### What is being asked
What lines of the data hold the string "Прочие"? Pull each one out.

## BEGIN Items

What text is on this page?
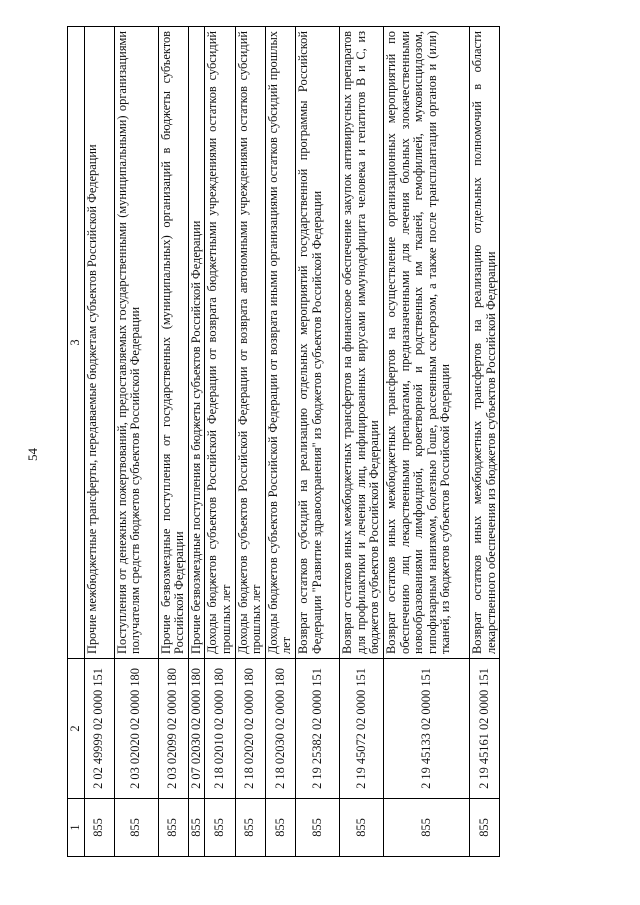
54
1	2	3
855	2 02 49999 02 0000 151	Прочие межбюджетные трансферты, передаваемые бюджетам субъектов Российской Федерации
855	2 03 02020 02 0000 180	Поступления от денежных пожертвований, предоставляемых государственными (муниципальными) организациями получателям средств бюджетов субъектов Российской Федерации
855	2 03 02099 02 0000 180	Прочие безвозмездные поступления от государственных (муниципальных) организаций в бюджеты субъектов Российской Федерации
855	2 07 02030 02 0000 180	Прочие безвозмездные поступления в бюджеты субъектов Российской Федерации
855	2 18 02010 02 0000 180	Доходы бюджетов субъектов Российской Федерации от возврата бюджетными учреждениями остатков субсидий прошлых лет
855	2 18 02020 02 0000 180	Доходы бюджетов субъектов Российской Федерации от возврата автономными учреждениями остатков субсидий прошлых лет
855	2 18 02030 02 0000 180	Доходы бюджетов субъектов Российской Федерации от возврата иными организациями остатков субсидий прошлых лет
855	2 19 25382 02 0000 151	Возврат остатков субсидий на реализацию отдельных мероприятий государственной программы Российской Федерации "Развитие здравоохранения" из бюджетов субъектов Российской Федерации
855	2 19 45072 02 0000 151	Возврат остатков иных межбюджетных трансфертов на финансовое обеспечение закупок антивирусных препаратов для профилактики и лечения лиц, инфицированных вирусами иммунодефицита человека и гепатитов B и C, из бюджетов субъектов Российской Федерации
855	2 19 45133 02 0000 151	Возврат остатков иных межбюджетных трансфертов на осуществление организационных мероприятий по обеспечению лиц лекарственными препаратами, предназначенными для лечения больных злокачественными новообразованиями лимфоидной, кроветворной и родственных им тканей, гемофилией, муковисцидозом, гипофизарным нанизмом, болезнью Гоше, рассеянным склерозом, а также после трансплантации органов и (или) тканей, из бюджетов субъектов Российской Федерации
855	2 19 45161 02 0000 151	Возврат остатков иных межбюджетных трансфертов на реализацию отдельных полномочий в области лекарственного обеспечения из бюджетов субъектов Российской Федерации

## END Items

### Full response
855	2 02 49999 02 0000 151	Прочие межбюджетные трансферты, передаваемые бюджетам субъектов Российской Федерации
855	2 03 02099 02 0000 180	Прочие безвозмездные поступления от государственных (муниципальных) организаций в бюджеты субъектов Российской Федерации
855	2 07 02030 02 0000 180	Прочие безвозмездные поступления в бюджеты субъектов Российской Федерации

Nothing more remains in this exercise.